Restate all of the data exactly.
>> BEGIN MATERIALS PROVIDED
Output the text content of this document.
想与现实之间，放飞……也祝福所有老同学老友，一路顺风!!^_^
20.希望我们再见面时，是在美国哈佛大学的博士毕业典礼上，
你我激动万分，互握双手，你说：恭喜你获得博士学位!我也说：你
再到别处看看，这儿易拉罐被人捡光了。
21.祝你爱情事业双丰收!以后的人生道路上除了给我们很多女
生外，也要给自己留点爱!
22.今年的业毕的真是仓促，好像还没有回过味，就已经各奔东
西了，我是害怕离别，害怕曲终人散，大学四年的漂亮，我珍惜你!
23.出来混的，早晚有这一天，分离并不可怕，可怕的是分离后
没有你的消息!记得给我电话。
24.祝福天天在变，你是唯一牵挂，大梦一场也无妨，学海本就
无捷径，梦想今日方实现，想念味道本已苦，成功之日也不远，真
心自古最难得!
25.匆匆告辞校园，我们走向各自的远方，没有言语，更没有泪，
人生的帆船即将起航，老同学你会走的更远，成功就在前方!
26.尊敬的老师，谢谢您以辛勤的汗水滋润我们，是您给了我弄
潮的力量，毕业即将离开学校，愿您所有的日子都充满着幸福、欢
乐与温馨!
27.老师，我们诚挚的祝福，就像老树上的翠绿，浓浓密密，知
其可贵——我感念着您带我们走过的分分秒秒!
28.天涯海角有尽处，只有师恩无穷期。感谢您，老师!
>> END MATERIALS PROVIDED
* WRITTEN RESPONSE
Output the text content of this document.
想与现实之间，放飞……也祝福所有老同学老友，一路顺风!!^_^
20.希望我们再见面时，是在美国哈佛大学的博士毕业典礼上，
你我激动万分，互握双手，你说：恭喜你获得博士学位!我也说：你
再到别处看看，这儿易拉罐被人捡光了。
21.祝你爱情事业双丰收!以后的人生道路上除了给我们很多女
生外，也要给自己留点爱!
22.今年的业毕的真是仓促，好像还没有回过味，就已经各奔东
西了，我是害怕离别，害怕曲终人散，大学四年的漂亮，我珍惜你!
23.出来混的，早晚有这一天，分离并不可怕，可怕的是分离后
没有你的消息!记得给我电话。
24.祝福天天在变，你是唯一牵挂，大梦一场也无妨，学海本就
无捷径，梦想今日方实现，想念味道本已苦，成功之日也不远，真
心自古最难得!
25.匆匆告辞校园，我们走向各自的远方，没有言语，更没有泪，
人生的帆船即将起航，老同学你会走的更远，成功就在前方!
26.尊敬的老师，谢谢您以辛勤的汗水滋润我们，是您给了我弄
潮的力量，毕业即将离开学校，愿您所有的日子都充满着幸福、欢
乐与温馨!
27.老师，我们诚挚的祝福，就像老树上的翠绿，浓浓密密，知
其可贵——我感念着您带我们走过的分分秒秒!
28.天涯海角有尽处，只有师恩无穷期。感谢您，老师!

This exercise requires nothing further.